→ **GOAL OF THE EXERCISE**: How many lines of the entries below include the word "خانم"? Answer with the number alone.
— Start of RECORDS FOR THIS TASK —
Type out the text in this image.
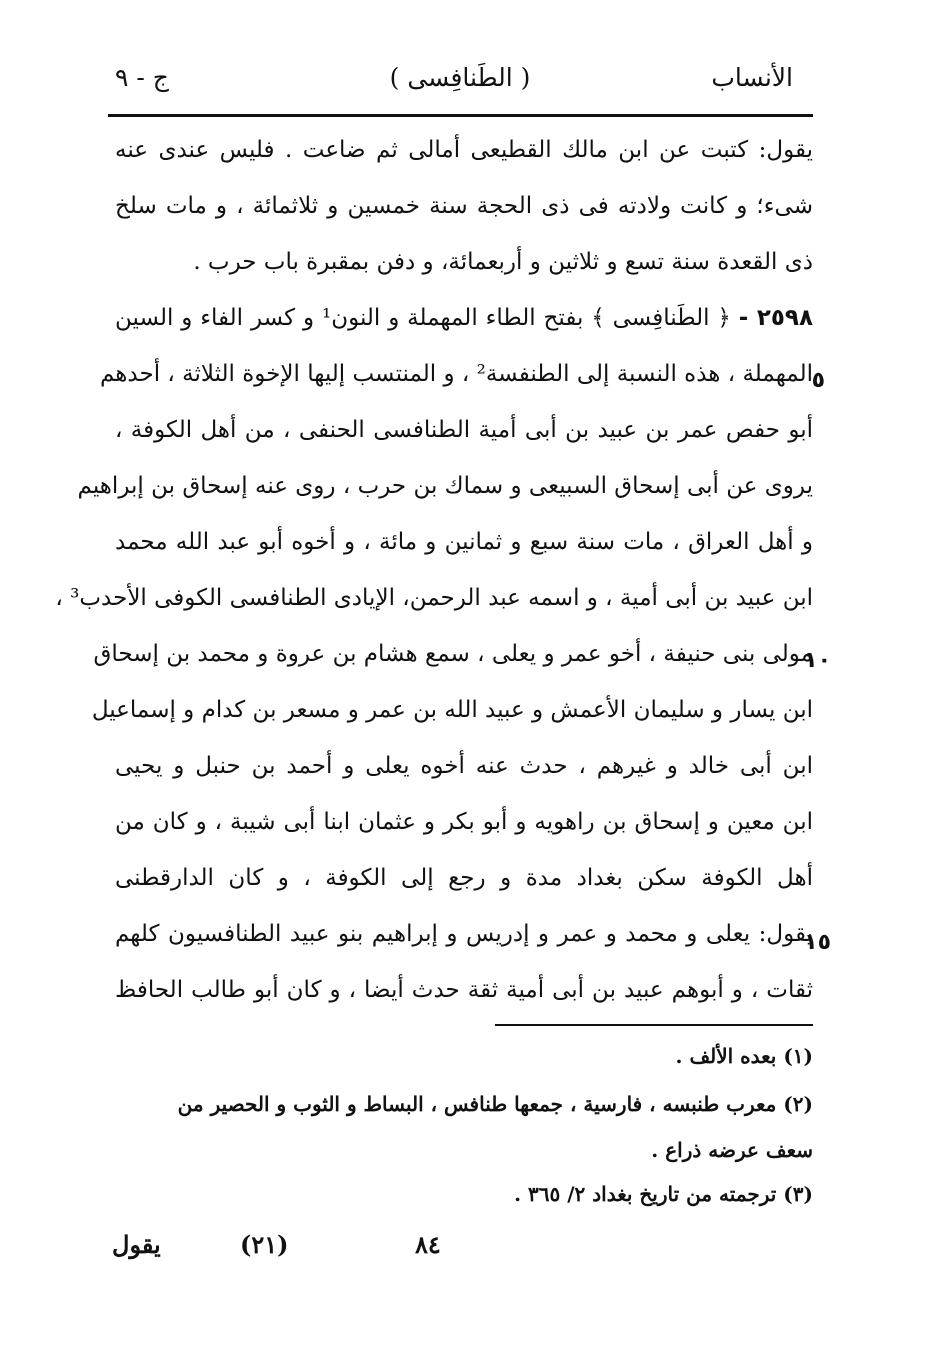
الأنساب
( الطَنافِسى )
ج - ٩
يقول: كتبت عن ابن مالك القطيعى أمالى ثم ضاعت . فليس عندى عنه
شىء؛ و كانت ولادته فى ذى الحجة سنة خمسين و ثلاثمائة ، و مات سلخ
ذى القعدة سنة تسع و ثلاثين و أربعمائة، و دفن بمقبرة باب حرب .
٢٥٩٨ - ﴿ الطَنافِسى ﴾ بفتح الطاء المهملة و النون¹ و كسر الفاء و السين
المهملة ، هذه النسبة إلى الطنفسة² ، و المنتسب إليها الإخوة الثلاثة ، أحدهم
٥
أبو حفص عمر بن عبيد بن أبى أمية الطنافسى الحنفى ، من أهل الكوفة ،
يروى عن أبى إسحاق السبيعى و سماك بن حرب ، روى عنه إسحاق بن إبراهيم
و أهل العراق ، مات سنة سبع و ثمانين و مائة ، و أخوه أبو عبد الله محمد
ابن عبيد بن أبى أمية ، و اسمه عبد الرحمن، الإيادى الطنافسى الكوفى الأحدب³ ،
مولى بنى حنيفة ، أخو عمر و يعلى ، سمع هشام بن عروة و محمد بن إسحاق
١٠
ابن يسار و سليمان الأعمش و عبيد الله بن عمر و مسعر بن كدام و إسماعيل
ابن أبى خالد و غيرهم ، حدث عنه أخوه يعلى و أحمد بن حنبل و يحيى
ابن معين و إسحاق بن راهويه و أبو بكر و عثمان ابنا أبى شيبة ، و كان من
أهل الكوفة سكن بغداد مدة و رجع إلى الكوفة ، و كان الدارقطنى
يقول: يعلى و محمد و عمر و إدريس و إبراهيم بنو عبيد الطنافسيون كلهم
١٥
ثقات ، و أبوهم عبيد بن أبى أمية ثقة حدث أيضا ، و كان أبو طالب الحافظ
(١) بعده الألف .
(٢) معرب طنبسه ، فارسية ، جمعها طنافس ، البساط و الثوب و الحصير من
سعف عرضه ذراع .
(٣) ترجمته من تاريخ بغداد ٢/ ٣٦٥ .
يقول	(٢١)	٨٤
— End of RECORDS FOR THIS TASK —
— Start of RECORDS FOR THIS TASK —
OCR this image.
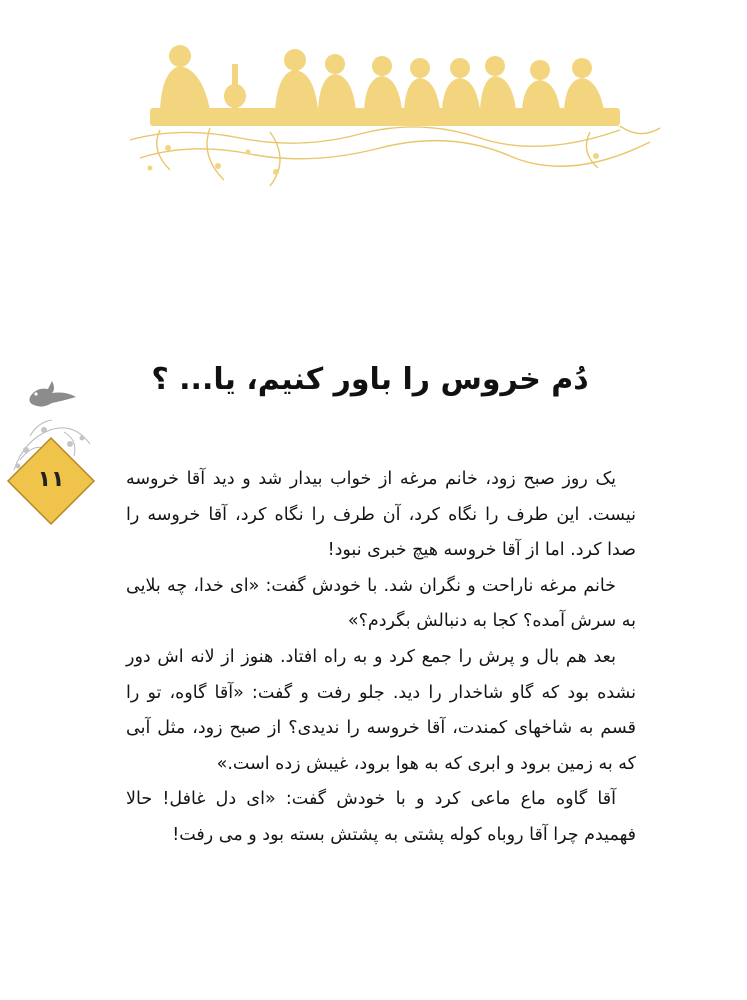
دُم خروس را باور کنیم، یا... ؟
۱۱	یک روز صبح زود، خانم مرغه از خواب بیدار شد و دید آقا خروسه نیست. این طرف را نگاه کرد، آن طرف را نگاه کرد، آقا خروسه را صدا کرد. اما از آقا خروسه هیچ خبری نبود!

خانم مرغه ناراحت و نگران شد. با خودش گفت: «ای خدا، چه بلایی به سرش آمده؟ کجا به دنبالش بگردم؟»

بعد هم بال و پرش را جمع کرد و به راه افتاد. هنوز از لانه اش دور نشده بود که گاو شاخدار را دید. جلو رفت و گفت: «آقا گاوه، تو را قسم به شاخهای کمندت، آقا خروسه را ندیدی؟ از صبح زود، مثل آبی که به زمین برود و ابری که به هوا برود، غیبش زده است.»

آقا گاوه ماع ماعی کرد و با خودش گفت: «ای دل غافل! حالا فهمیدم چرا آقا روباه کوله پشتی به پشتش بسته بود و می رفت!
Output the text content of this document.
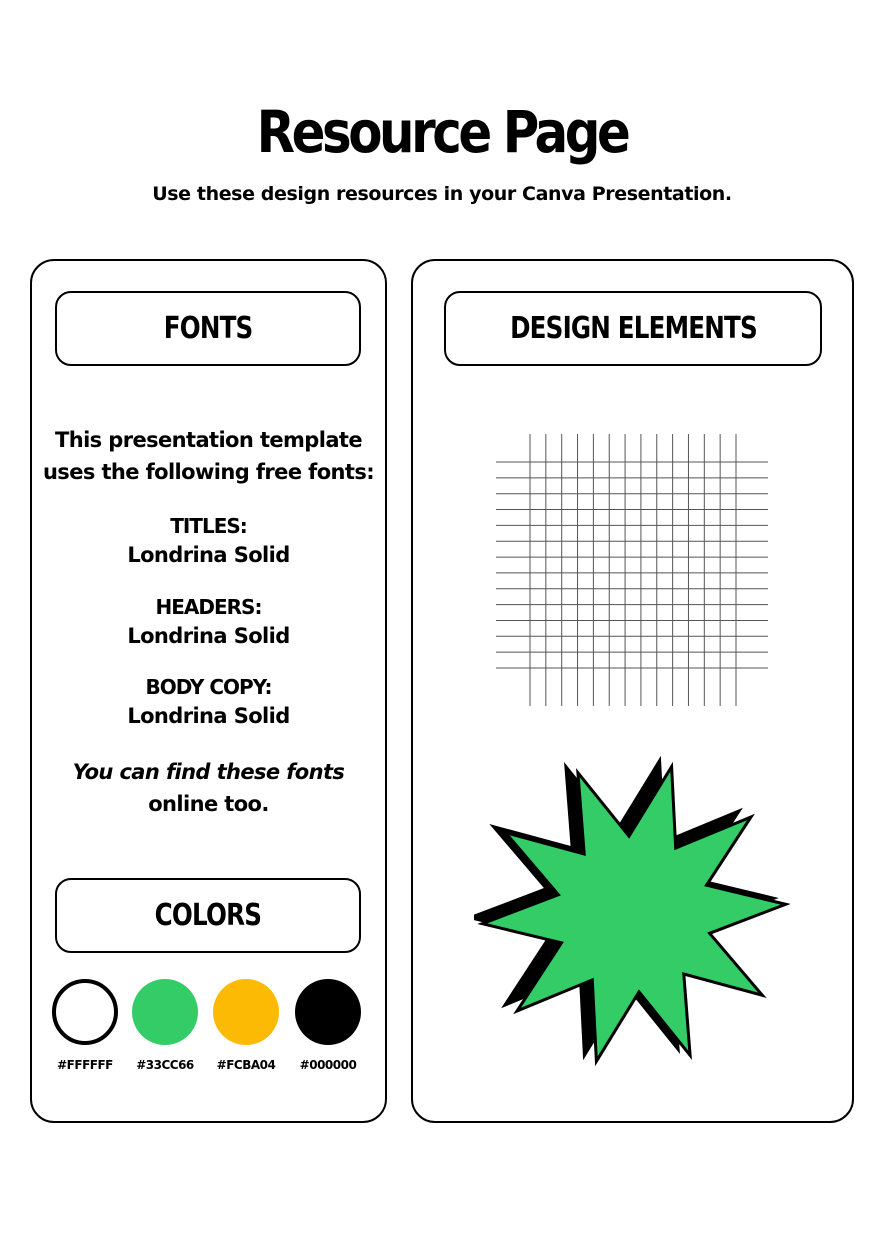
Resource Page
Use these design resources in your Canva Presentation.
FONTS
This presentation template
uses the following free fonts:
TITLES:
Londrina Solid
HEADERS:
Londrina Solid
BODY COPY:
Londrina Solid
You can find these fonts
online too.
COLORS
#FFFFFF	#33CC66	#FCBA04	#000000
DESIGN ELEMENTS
— End of RECORDS FOR THIS TASK —
→ **SOLVED EXERCISE**: 2